— Requirements —
Make an exact copy of the lines, leaving the pictures out.

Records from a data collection
▽

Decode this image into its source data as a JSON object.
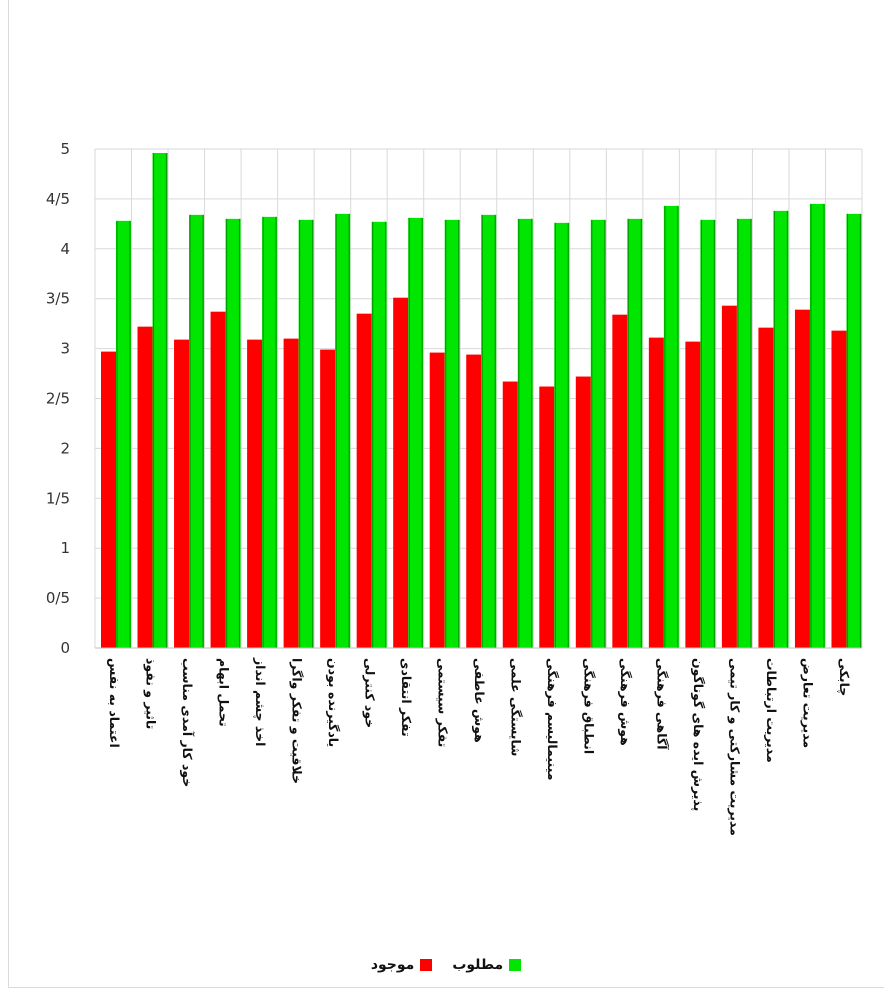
{
  "chart_data": {
    "type": "bar",
    "categories": [
      "اعتماد به نفس",
      "تاثیر و نفوذ",
      "خود کار آمدی مناسب",
      "تحمل ابهام",
      "اخذ چشم انداز",
      "خلاقیت و تفکر واگرا",
      "یادگیرنده بودن",
      "خود کنترلی",
      "تفکر انتقادی",
      "تفکر سیستمی",
      "هوش عاطفی",
      "شایستگی علمی",
      "مینیمالیسم فرهنگی",
      "انطباق فرهنگی",
      "هوش فرهنگی",
      "آگاهی فرهنگی",
      "پذیرش ایده های گوناگون",
      "مدیریت مشارکتی و کار تیمی",
      "مدیریت ارتباطات",
      "مدیریت تعارض",
      "چابکی"
    ],
    "series": [
      {
        "name": "موجود",
        "color": "#ff0000",
        "values": [
          2.97,
          3.22,
          3.09,
          3.37,
          3.09,
          3.1,
          2.99,
          3.35,
          3.51,
          2.96,
          2.94,
          2.67,
          2.62,
          2.72,
          3.34,
          3.11,
          3.07,
          3.43,
          3.21,
          3.39,
          3.18
        ]
      },
      {
        "name": "مطلوب",
        "color": "#00e600",
        "values": [
          4.28,
          4.96,
          4.34,
          4.3,
          4.32,
          4.29,
          4.35,
          4.27,
          4.31,
          4.29,
          4.34,
          4.3,
          4.26,
          4.29,
          4.3,
          4.43,
          4.29,
          4.3,
          4.38,
          4.45,
          4.35
        ]
      }
    ],
    "yticks": [
      "0",
      "0/5",
      "1",
      "1/5",
      "2",
      "2/5",
      "3",
      "3/5",
      "4",
      "4/5",
      "5"
    ],
    "ylim": [
      0,
      5
    ],
    "grid": true,
    "legend_position": "bottom",
    "xlabel": "",
    "ylabel": ""
  },
  "legend": {
    "items": [
      {
        "label": "مطلوب",
        "color": "#00e600"
      },
      {
        "label": "موجود",
        "color": "#ff0000"
      }
    ]
  }
}
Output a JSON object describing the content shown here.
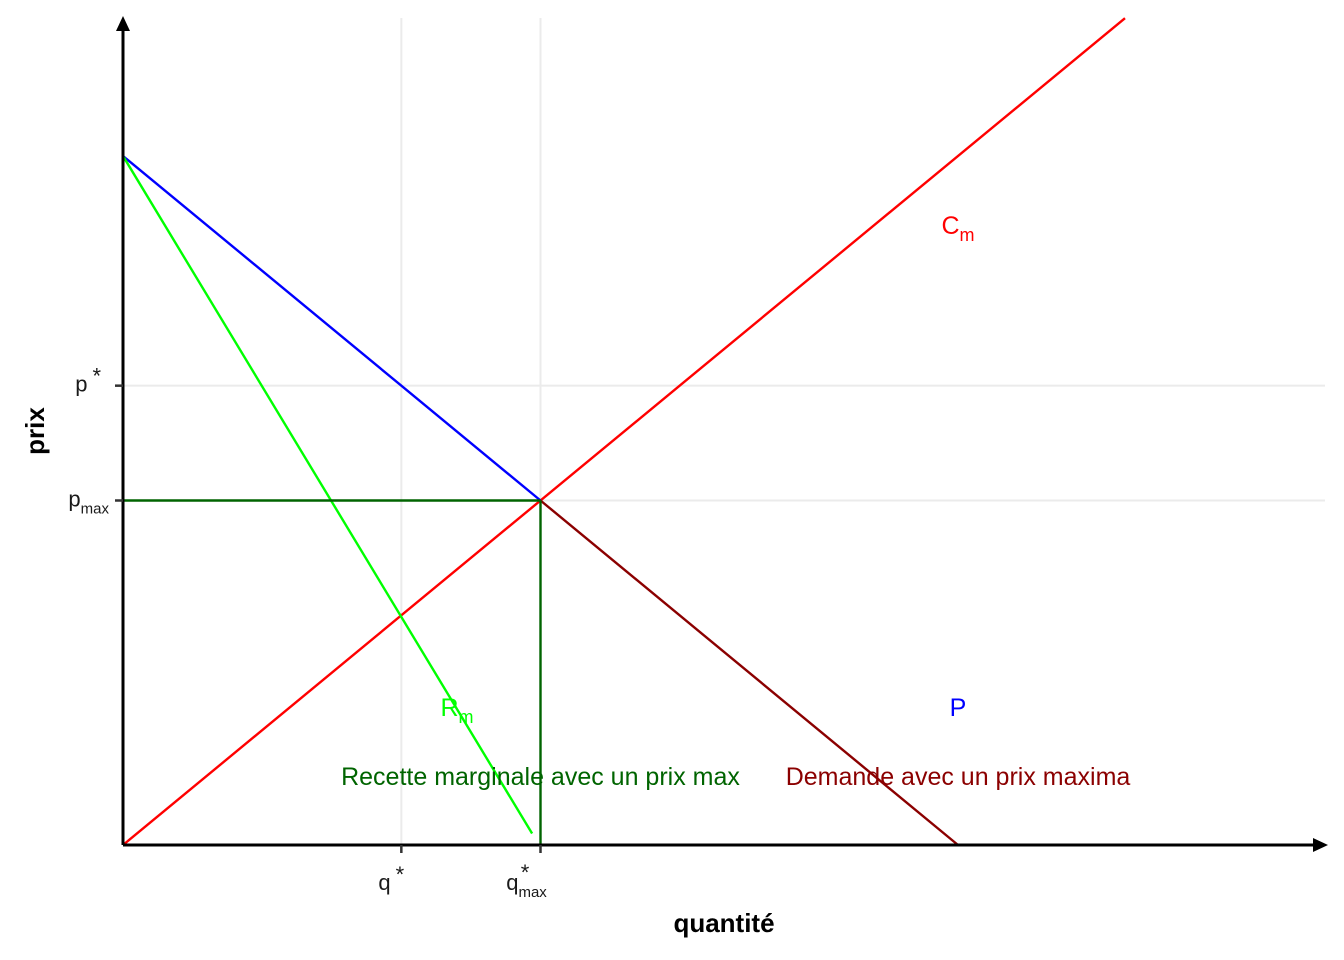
{
  "chart_data": {
    "type": "line",
    "xlabel": "quantité",
    "ylabel": "prix",
    "xlim": [
      0,
      18
    ],
    "ylim": [
      0,
      12
    ],
    "grid": true,
    "x_ticks": [
      {
        "value": 5,
        "base": "q",
        "sub": "",
        "sup": "*"
      },
      {
        "value": 7.5,
        "base": "q",
        "sub": "max",
        "sup": "*"
      }
    ],
    "y_ticks": [
      {
        "value": 8,
        "base": "p",
        "sub": "",
        "sup": "*"
      },
      {
        "value": 6,
        "base": "p",
        "sub": "max",
        "sup": ""
      }
    ],
    "series": [
      {
        "id": "cm",
        "color": "#ff0000",
        "points": [
          [
            0,
            0
          ],
          [
            18,
            14.4
          ]
        ]
      },
      {
        "id": "demand",
        "color": "#0000ff",
        "points": [
          [
            0,
            12
          ],
          [
            7.5,
            6
          ]
        ]
      },
      {
        "id": "rm",
        "color": "#00ff00",
        "points": [
          [
            0,
            12
          ],
          [
            7.35,
            0.2
          ]
        ]
      },
      {
        "id": "demand-max",
        "color": "#8b0000",
        "points": [
          [
            7.5,
            6
          ],
          [
            15,
            0
          ]
        ]
      },
      {
        "id": "pmax-horizontal",
        "color": "#006400",
        "points": [
          [
            0,
            6
          ],
          [
            7.5,
            6
          ]
        ]
      },
      {
        "id": "qmax-vertical",
        "color": "#006400",
        "points": [
          [
            7.5,
            6
          ],
          [
            7.5,
            0
          ]
        ]
      }
    ],
    "annotations": [
      {
        "id": "label-cm",
        "base": "C",
        "sub": "m",
        "x": 15,
        "y": 10.8,
        "color": "#ff0000",
        "anchor": "middle",
        "kind": "curve-label"
      },
      {
        "id": "label-rm",
        "base": "R",
        "sub": "m",
        "x": 6,
        "y": 2.4,
        "color": "#00ff00",
        "anchor": "middle",
        "kind": "curve-label"
      },
      {
        "id": "label-p",
        "base": "P",
        "sub": "",
        "x": 15,
        "y": 2.4,
        "color": "#0000ff",
        "anchor": "middle",
        "kind": "curve-label"
      },
      {
        "id": "note-recette",
        "base": "Recette marginale avec un prix max",
        "sub": "",
        "x": 7.5,
        "y": 1.2,
        "color": "#006400",
        "anchor": "middle",
        "kind": "note"
      },
      {
        "id": "note-demande",
        "base": "Demande avec un prix maxima",
        "sub": "",
        "x": 15,
        "y": 1.2,
        "color": "#8b0000",
        "anchor": "middle",
        "kind": "note"
      }
    ]
  }
}
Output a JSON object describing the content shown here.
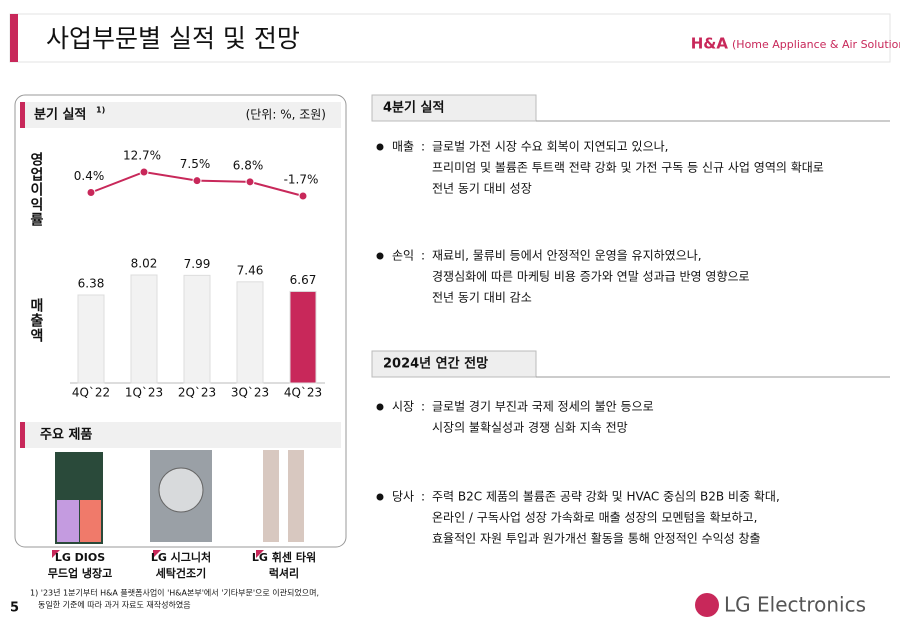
{
  "header": {
    "title": "사업부문별 실적 및 전망",
    "division": "H&A",
    "division_full": "(Home Appliance & Air Solution)"
  },
  "chart_data": {
    "type": "combo",
    "title": "분기 실적",
    "title_note": "1)",
    "unit": "(단위: %, 조원)",
    "categories": [
      "4Q`22",
      "1Q`23",
      "2Q`23",
      "3Q`23",
      "4Q`23"
    ],
    "series": [
      {
        "name": "영업이익률",
        "type": "line",
        "color": "#c8285a",
        "values": [
          0.4,
          12.7,
          7.5,
          6.8,
          -1.7
        ],
        "value_labels": [
          "0.4%",
          "12.7%",
          "7.5%",
          "6.8%",
          "-1.7%"
        ]
      },
      {
        "name": "매출액",
        "type": "bar",
        "colors": [
          "#f2f2f2",
          "#f2f2f2",
          "#f2f2f2",
          "#f2f2f2",
          "#c8285a"
        ],
        "values": [
          6.38,
          8.02,
          7.99,
          7.46,
          6.67
        ]
      }
    ]
  },
  "products": {
    "title": "주요 제품",
    "items": [
      {
        "lines": [
          "LG DIOS",
          "무드업 냉장고"
        ]
      },
      {
        "lines": [
          "LG 시그니처",
          "세탁건조기"
        ]
      },
      {
        "lines": [
          "LG 휘센 타워",
          "럭셔리"
        ]
      }
    ]
  },
  "sections": [
    {
      "title": "4분기 실적",
      "items": [
        {
          "label": "매출",
          "lines": [
            "글로벌 가전 시장 수요 회복이 지연되고 있으나,",
            "프리미엄 및 볼륨존 투트랙 전략 강화 및 가전 구독 등 신규 사업 영역의 확대로",
            "전년 동기 대비 성장"
          ]
        },
        {
          "label": "손익",
          "lines": [
            "재료비, 물류비 등에서 안정적인 운영을 유지하였으나,",
            "경쟁심화에 따른 마케팅 비용 증가와 연말 성과급 반영 영향으로",
            "전년 동기 대비 감소"
          ]
        }
      ]
    },
    {
      "title": "2024년 연간 전망",
      "items": [
        {
          "label": "시장",
          "lines": [
            "글로벌 경기 부진과 국제 정세의 불안 등으로",
            "시장의 불확실성과 경쟁 심화 지속 전망"
          ]
        },
        {
          "label": "당사",
          "lines": [
            "주력 B2C 제품의 볼륨존 공략 강화 및 HVAC 중심의 B2B 비중 확대,",
            "온라인 / 구독사업 성장 가속화로 매출 성장의 모멘텀을 확보하고,",
            "효율적인 자원 투입과 원가개선 활동을 통해 안정적인 수익성 창출"
          ]
        }
      ]
    }
  ],
  "footnote": [
    "1) '23년 1분기부터 H&A 플랫폼사업이 'H&A본부'에서 '기타부문'으로 이관되었으며,",
    "동일한 기준에 따라 과거 자료도 재작성하였음"
  ],
  "page_number": "5",
  "logo": "LG Electronics"
}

△

— Response to this task —
Decode this image into its source data as a JSON object.
{
  "chart_data": {
    "type": "bar",
    "categories": [
      "اعتماد به نفس",
      "تاثیر و نفوذ",
      "خود کار آمدی مناسب",
      "تحمل ابهام",
      "اخذ چشم انداز",
      "خلاقیت و تفکر واگرا",
      "یادگیرنده بودن",
      "خود کنترلی",
      "تفکر انتقادی",
      "تفکر سیستمی",
      "هوش عاطفی",
      "شایستگی علمی",
      "مینیمالیسم فرهنگی",
      "انطباق فرهنگی",
      "هوش فرهنگی",
      "آگاهی فرهنگی",
      "پذیرش ایده های گوناگون",
      "مدیریت مشارکتی و کار تیمی",
      "مدیریت ارتباطات",
      "مدیریت تعارض",
      "چابکی"
    ],
    "series": [
      {
        "name": "موجود",
        "color": "#ff0000",
        "values": [
          2.97,
          3.22,
          3.09,
          3.37,
          3.09,
          3.1,
          2.99,
          3.35,
          3.51,
          2.96,
          2.94,
          2.67,
          2.62,
          2.72,
          3.34,
          3.11,
          3.07,
          3.43,
          3.21,
          3.39,
          3.18
        ]
      },
      {
        "name": "مطلوب",
        "color": "#00e600",
        "values": [
          4.28,
          4.96,
          4.34,
          4.3,
          4.32,
          4.29,
          4.35,
          4.27,
          4.31,
          4.29,
          4.34,
          4.3,
          4.26,
          4.29,
          4.3,
          4.43,
          4.29,
          4.3,
          4.38,
          4.45,
          4.35
        ]
      }
    ],
    "yticks": [
      "0",
      "0/5",
      "1",
      "1/5",
      "2",
      "2/5",
      "3",
      "3/5",
      "4",
      "4/5",
      "5"
    ],
    "ylim": [
      0,
      5
    ],
    "grid": true,
    "legend_position": "bottom",
    "xlabel": "",
    "ylabel": ""
  },
  "legend": {
    "items": [
      {
        "label": "مطلوب",
        "color": "#00e600"
      },
      {
        "label": "موجود",
        "color": "#ff0000"
      }
    ]
  }
}
Output a JSON object describing the content shown here.
{
  "chart_data": {
    "type": "line",
    "xlabel": "quantité",
    "ylabel": "prix",
    "xlim": [
      0,
      18
    ],
    "ylim": [
      0,
      12
    ],
    "grid": true,
    "x_ticks": [
      {
        "value": 5,
        "base": "q",
        "sub": "",
        "sup": "*"
      },
      {
        "value": 7.5,
        "base": "q",
        "sub": "max",
        "sup": "*"
      }
    ],
    "y_ticks": [
      {
        "value": 8,
        "base": "p",
        "sub": "",
        "sup": "*"
      },
      {
        "value": 6,
        "base": "p",
        "sub": "max",
        "sup": ""
      }
    ],
    "series": [
      {
        "id": "cm",
        "color": "#ff0000",
        "points": [
          [
            0,
            0
          ],
          [
            18,
            14.4
          ]
        ]
      },
      {
        "id": "demand",
        "color": "#0000ff",
        "points": [
          [
            0,
            12
          ],
          [
            7.5,
            6
          ]
        ]
      },
      {
        "id": "rm",
        "color": "#00ff00",
        "points": [
          [
            0,
            12
          ],
          [
            7.35,
            0.2
          ]
        ]
      },
      {
        "id": "demand-max",
        "color": "#8b0000",
        "points": [
          [
            7.5,
            6
          ],
          [
            15,
            0
          ]
        ]
      },
      {
        "id": "pmax-horizontal",
        "color": "#006400",
        "points": [
          [
            0,
            6
          ],
          [
            7.5,
            6
          ]
        ]
      },
      {
        "id": "qmax-vertical",
        "color": "#006400",
        "points": [
          [
            7.5,
            6
          ],
          [
            7.5,
            0
          ]
        ]
      }
    ],
    "annotations": [
      {
        "id": "label-cm",
        "base": "C",
        "sub": "m",
        "x": 15,
        "y": 10.8,
        "color": "#ff0000",
        "anchor": "middle",
        "kind": "curve-label"
      },
      {
        "id": "label-rm",
        "base": "R",
        "sub": "m",
        "x": 6,
        "y": 2.4,
        "color": "#00ff00",
        "anchor": "middle",
        "kind": "curve-label"
      },
      {
        "id": "label-p",
        "base": "P",
        "sub": "",
        "x": 15,
        "y": 2.4,
        "color": "#0000ff",
        "anchor": "middle",
        "kind": "curve-label"
      },
      {
        "id": "note-recette",
        "base": "Recette marginale avec un prix max",
        "sub": "",
        "x": 7.5,
        "y": 1.2,
        "color": "#006400",
        "anchor": "middle",
        "kind": "note"
      },
      {
        "id": "note-demande",
        "base": "Demande avec un prix maxima",
        "sub": "",
        "x": 15,
        "y": 1.2,
        "color": "#8b0000",
        "anchor": "middle",
        "kind": "note"
      }
    ]
  }
}
Output a JSON object describing the content shown here.
{
  "header": {
    "title": "사업부문별 실적 및 전망",
    "division": "H&A",
    "division_full": "(Home Appliance & Air Solution)"
  },
  "chart_data": {
    "type": "combo",
    "title": "분기 실적",
    "title_note": "1)",
    "unit": "(단위: %, 조원)",
    "categories": [
      "4Q`22",
      "1Q`23",
      "2Q`23",
      "3Q`23",
      "4Q`23"
    ],
    "series": [
      {
        "name": "영업이익률",
        "type": "line",
        "color": "#c8285a",
        "values": [
          0.4,
          12.7,
          7.5,
          6.8,
          -1.7
        ],
        "value_labels": [
          "0.4%",
          "12.7%",
          "7.5%",
          "6.8%",
          "-1.7%"
        ]
      },
      {
        "name": "매출액",
        "type": "bar",
        "colors": [
          "#f2f2f2",
          "#f2f2f2",
          "#f2f2f2",
          "#f2f2f2",
          "#c8285a"
        ],
        "values": [
          6.38,
          8.02,
          7.99,
          7.46,
          6.67
        ]
      }
    ]
  },
  "products": {
    "title": "주요 제품",
    "items": [
      {
        "lines": [
          "LG DIOS",
          "무드업 냉장고"
        ]
      },
      {
        "lines": [
          "LG 시그니처",
          "세탁건조기"
        ]
      },
      {
        "lines": [
          "LG 휘센 타워",
          "럭셔리"
        ]
      }
    ]
  },
  "sections": [
    {
      "title": "4분기 실적",
      "items": [
        {
          "label": "매출",
          "lines": [
            "글로벌 가전 시장 수요 회복이 지연되고 있으나,",
            "프리미엄 및 볼륨존 투트랙 전략 강화 및 가전 구독 등 신규 사업 영역의 확대로",
            "전년 동기 대비 성장"
          ]
        },
        {
          "label": "손익",
          "lines": [
            "재료비, 물류비 등에서 안정적인 운영을 유지하였으나,",
            "경쟁심화에 따른 마케팅 비용 증가와 연말 성과급 반영 영향으로",
            "전년 동기 대비 감소"
          ]
        }
      ]
    },
    {
      "title": "2024년 연간 전망",
      "items": [
        {
          "label": "시장",
          "lines": [
            "글로벌 경기 부진과 국제 정세의 불안 등으로",
            "시장의 불확실성과 경쟁 심화 지속 전망"
          ]
        },
        {
          "label": "당사",
          "lines": [
            "주력 B2C 제품의 볼륨존 공략 강화 및 HVAC 중심의 B2B 비중 확대,",
            "온라인 / 구독사업 성장 가속화로 매출 성장의 모멘텀을 확보하고,",
            "효율적인 자원 투입과 원가개선 활동을 통해 안정적인 수익성 창출"
          ]
        }
      ]
    }
  ],
  "footnote": [
    "1) '23년 1분기부터 H&A 플랫폼사업이 'H&A본부'에서 '기타부문'으로 이관되었으며,",
    "동일한 기준에 따라 과거 자료도 재작성하였음"
  ],
  "page_number": "5",
  "logo": "LG Electronics"
}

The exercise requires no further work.